-- start STORED ROWS --
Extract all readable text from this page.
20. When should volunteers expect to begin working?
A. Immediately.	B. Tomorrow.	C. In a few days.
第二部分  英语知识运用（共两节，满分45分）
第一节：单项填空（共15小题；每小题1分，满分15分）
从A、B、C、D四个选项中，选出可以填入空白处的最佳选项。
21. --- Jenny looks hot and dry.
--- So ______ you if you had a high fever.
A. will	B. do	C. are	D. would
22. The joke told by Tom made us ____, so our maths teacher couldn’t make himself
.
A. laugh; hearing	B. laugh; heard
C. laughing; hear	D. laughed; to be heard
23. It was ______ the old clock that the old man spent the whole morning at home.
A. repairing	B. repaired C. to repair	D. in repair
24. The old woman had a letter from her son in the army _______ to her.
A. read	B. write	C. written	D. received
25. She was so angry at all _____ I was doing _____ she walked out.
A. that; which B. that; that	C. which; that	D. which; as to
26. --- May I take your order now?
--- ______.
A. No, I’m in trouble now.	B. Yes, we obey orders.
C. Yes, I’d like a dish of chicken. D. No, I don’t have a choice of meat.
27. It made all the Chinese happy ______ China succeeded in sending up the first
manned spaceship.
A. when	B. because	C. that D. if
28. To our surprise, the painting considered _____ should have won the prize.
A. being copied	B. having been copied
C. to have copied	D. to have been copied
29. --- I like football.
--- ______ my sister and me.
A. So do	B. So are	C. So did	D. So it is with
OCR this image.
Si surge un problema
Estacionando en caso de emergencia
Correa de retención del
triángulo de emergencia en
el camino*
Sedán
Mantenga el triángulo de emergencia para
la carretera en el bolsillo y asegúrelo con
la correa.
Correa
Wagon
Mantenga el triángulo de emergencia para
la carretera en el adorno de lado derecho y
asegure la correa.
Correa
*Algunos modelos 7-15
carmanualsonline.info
-- end STORED ROWS --
AIM OF THE EXERCISE
Write out all records exactly, keeping every detail.

RESULT OF THIS TASK
Extract all readable text from this page.
20. When should volunteers expect to begin working?
A. Immediately.	B. Tomorrow.	C. In a few days.
第二部分  英语知识运用（共两节，满分45分）
第一节：单项填空（共15小题；每小题1分，满分15分）
从A、B、C、D四个选项中，选出可以填入空白处的最佳选项。
21. --- Jenny looks hot and dry.
--- So ______ you if you had a high fever.
A. will	B. do	C. are	D. would
22. The joke told by Tom made us ____, so our maths teacher couldn’t make himself
.
A. laugh; hearing	B. laugh; heard
C. laughing; hear	D. laughed; to be heard
23. It was ______ the old clock that the old man spent the whole morning at home.
A. repairing	B. repaired C. to repair	D. in repair
24. The old woman had a letter from her son in the army _______ to her.
A. read	B. write	C. written	D. received
25. She was so angry at all _____ I was doing _____ she walked out.
A. that; which B. that; that	C. which; that	D. which; as to
26. --- May I take your order now?
--- ______.
A. No, I’m in trouble now.	B. Yes, we obey orders.
C. Yes, I’d like a dish of chicken. D. No, I don’t have a choice of meat.
27. It made all the Chinese happy ______ China succeeded in sending up the first
manned spaceship.
A. when	B. because	C. that D. if
28. To our surprise, the painting considered _____ should have won the prize.
A. being copied	B. having been copied
C. to have copied	D. to have been copied
29. --- I like football.
--- ______ my sister and me.
A. So do	B. So are	C. So did	D. So it is with
OCR this image.
Si surge un problema
Estacionando en caso de emergencia
Correa de retención del
triángulo de emergencia en
el camino*
Sedán
Mantenga el triángulo de emergencia para
la carretera en el bolsillo y asegúrelo con
la correa.
Correa
Wagon
Mantenga el triángulo de emergencia para
la carretera en el adorno de lado derecho y
asegure la correa.
Correa
*Algunos modelos 7-15
carmanualsonline.info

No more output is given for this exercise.